EXCERPT TO READ:
......

On September 21, 2020, the Federal Trade Commission (the “FTC”) announced proposed amendments that, if enacted, would make significant changes to the premerger notification rules under the Hart-Scott-Rodino Antitrust Improvements Act of 1976 (the “HSR Act”).[1] The proposal coincides with the FTC’s ongoing examination of the competitive implications of “common ownership” of minority holdings in competing entities.[2]
One of these amendments would effectively expand the so-called “investment-only” exemption.[3] This expansion would likely prove beneficial to activist investors and, potentially, hostile bidders, as it would exempt from HSR filings the acquisition of 10% or less of an issuer’s voting securities when the acquiror does not already have a competitively significant relationship with the issuer (see further description below). The new exemption would eliminate an early warning system—particularly applicable to mid- and large-cap issuers—that provides early notification of significant stock accumulations.
As a result, activist investors and, potentially, hostile bidders should find it easier to accumulate larger positions in an issuer’s stock on a confidential basis.
In general, there are two early warning systems that alert an issuer that an acquiror has accumulated a significant position in its stock: Schedule 13D filings and premerger notification filings under the HSR Act.[4]
These two early warning systems ordinarily give an issuer time to implement defensive measures, such as a shareholder rights plan, to protect against accumulations that its board believes are not in the best interests of the issuer.
The FTC’s proposed amendment would add a new exemption from the premerger notification requirement for acquisitions where the acquiror will not own more than 10% of the issuer’s stock and does not have a competitively significant relationship with the issuer. Specifically, the exemption would apply where, as a result of the acquisition:
Activist investors—who typically acquire toehold positions under 10% and are unlikely to be competitors of the issuer—would be expected to qualify for this exemption under most circumstances. In addition, hostile bidders who are not competitors could also potentially avail themselves of the exemption.

......

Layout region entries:
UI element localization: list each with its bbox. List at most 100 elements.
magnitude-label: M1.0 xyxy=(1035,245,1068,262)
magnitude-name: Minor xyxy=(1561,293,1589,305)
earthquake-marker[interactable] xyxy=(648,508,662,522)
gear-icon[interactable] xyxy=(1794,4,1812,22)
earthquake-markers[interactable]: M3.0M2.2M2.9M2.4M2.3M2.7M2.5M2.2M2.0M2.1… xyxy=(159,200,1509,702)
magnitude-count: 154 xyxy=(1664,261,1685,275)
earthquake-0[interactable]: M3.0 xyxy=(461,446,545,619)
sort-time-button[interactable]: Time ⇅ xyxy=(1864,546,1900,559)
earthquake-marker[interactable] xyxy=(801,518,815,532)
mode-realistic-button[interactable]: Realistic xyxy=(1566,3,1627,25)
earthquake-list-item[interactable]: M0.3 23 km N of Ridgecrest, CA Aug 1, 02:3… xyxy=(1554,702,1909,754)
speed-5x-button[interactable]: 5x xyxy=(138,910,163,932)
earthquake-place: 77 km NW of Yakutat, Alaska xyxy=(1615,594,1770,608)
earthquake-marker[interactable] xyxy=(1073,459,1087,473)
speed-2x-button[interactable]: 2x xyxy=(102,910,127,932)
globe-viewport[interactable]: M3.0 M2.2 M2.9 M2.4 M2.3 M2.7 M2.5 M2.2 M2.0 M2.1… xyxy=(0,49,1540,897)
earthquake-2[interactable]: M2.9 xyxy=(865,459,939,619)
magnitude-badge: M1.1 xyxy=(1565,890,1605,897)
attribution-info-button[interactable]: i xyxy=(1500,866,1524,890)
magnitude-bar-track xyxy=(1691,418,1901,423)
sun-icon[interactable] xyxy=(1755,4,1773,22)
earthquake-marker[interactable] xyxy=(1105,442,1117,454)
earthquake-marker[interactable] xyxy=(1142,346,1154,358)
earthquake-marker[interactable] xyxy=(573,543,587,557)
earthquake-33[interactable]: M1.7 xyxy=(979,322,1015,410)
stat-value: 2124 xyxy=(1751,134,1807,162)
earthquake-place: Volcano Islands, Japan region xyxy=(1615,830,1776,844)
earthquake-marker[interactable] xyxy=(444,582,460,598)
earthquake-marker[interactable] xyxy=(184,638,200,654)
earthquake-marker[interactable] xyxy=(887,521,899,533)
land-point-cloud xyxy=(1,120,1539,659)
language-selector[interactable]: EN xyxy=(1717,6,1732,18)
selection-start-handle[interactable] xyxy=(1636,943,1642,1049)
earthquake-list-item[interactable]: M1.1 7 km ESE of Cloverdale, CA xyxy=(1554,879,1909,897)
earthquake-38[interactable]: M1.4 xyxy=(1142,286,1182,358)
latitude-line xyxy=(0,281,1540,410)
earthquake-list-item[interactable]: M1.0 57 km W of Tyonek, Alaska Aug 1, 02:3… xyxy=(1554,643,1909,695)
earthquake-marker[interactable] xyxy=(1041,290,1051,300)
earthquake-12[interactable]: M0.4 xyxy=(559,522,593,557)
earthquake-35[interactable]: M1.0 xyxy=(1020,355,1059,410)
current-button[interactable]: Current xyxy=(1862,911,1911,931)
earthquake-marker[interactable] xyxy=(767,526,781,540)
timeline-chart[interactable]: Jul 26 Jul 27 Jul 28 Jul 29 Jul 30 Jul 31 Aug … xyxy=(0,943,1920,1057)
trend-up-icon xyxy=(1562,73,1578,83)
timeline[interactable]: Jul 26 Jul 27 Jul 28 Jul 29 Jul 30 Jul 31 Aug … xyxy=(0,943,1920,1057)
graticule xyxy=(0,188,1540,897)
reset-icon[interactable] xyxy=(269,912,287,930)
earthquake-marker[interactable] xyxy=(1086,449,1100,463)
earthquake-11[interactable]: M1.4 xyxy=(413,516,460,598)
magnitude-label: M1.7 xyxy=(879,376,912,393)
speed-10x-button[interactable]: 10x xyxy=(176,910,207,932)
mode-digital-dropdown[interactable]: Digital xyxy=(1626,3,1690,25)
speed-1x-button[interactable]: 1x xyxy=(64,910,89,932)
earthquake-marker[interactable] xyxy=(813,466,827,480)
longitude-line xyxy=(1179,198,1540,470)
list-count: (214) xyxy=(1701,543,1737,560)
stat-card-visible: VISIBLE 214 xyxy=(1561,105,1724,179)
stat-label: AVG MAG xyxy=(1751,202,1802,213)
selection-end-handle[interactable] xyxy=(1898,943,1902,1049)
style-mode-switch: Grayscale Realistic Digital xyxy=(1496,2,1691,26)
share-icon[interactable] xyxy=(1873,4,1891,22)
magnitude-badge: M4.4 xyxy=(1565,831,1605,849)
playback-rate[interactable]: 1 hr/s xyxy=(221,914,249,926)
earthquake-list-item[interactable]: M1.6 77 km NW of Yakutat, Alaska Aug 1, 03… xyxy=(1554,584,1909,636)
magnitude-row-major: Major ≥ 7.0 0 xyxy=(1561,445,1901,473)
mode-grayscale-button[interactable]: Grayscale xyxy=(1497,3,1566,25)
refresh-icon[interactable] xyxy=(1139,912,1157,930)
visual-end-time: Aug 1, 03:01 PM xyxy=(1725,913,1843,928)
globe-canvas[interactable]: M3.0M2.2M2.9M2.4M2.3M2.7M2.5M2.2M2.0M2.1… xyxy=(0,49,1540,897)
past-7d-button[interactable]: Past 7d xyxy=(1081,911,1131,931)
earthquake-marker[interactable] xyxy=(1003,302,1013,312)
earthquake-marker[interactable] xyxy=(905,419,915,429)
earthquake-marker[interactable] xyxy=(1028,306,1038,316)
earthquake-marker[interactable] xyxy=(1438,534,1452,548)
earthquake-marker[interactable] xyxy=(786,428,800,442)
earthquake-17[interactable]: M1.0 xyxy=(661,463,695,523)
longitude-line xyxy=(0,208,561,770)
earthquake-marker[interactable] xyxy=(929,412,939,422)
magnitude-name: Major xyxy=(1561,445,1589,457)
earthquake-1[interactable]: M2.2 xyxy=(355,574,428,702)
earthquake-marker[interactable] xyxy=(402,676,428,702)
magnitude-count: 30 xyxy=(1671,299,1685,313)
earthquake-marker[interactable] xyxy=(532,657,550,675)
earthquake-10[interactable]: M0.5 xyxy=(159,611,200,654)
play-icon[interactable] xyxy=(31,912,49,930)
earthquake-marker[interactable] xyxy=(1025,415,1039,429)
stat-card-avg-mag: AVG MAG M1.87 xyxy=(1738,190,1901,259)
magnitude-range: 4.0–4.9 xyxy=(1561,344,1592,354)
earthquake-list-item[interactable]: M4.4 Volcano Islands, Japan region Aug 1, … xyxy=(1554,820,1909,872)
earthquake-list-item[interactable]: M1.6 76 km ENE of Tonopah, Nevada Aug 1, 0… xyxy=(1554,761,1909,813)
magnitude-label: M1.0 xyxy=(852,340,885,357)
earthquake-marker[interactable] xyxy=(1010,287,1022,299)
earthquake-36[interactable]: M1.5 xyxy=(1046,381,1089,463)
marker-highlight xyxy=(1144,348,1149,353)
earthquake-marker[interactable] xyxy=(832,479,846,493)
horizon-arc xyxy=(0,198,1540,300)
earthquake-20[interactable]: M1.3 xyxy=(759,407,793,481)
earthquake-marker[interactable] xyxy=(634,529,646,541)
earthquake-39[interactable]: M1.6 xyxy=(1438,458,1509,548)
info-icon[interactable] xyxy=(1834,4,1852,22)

......

REQUIRED ACTIONS:
1 – Using the text on the FTC's proposed HSR amendments, answer these questions:
(a) On what date did the FTC announce the proposed amendments?
(b) What are the two early warning systems that alert an issuer to a significant accumulation of its stock?
(c) What defensive measure does the text give as an example?
2 – Proceed with the text on the FTC's proposed HSR amendments, picking up after its final sentence.
The entries have no connection to the text on the FTC's proposed HSR amendments.

WRITTEN ANSWERS:
1 –
(a) September 21, 2020
(b) Schedule 13D filings and premerger notification filings under the HSR Act
(c) A shareholder rights plan

2 –
The proposed amendment will likely have the most significant effect on mid- and large-cap issuers (i.e., issuers with market caps of $2 billion or more) because an investor accumulating stock in such an issuer would often trigger the HSR filing threshold before it hit the Schedule 13D disclosure threshold. For example, for an issuer with a $5 billion market cap, 5% of its securities equates to $250 million in value—well above the HSR Act’s $94 million threshold. Accordingly, if no exemption applied, the investor accumulating this issuer’s stock would be required to file under the HSR Act (and, in turn, disclose its position to the issuer) before disclosing its ownership on Schedule 13D. If the proposed amendment is enacted, an investor falling within the exemption would no longer need to make a filing at the $94 million threshold, and would only first be required to disclose its ownership ten days after it acquires 5% of the issuer’s stock (on Schedule 13D).
That said, it is unclear whether the proposed amendment, if enacted, would ultimately have a significant practical effect. First, the amendment is subject to a public notice-and-comment period and may ultimately take a different form than the proposed rulemaking. Second, reporting obligations and waiting periods under the HSR Act apply to “voting securities” that confer the present right to vote for the election of directors of the issuer.[8] Acquisitions of non-voting stock, options, and other derivative securities, including those that give the investor equivalent economic exposure to an issuer’s stock, are typically not reportable. Accordingly, if an activist investor today purchases derivative securities that are non-voting under the HSR rules, it may not need to file and provide requisite notice to the issuer—and many activist investors do purchase these non-voting securities for this purpose. The proposed amendment, however, would likely make it easier and cheaper for activist investors to keep confidential their holdings because they would be able to directly buy an issuer’s stock and not need to incur any incremental cost of purchasing derivative securities.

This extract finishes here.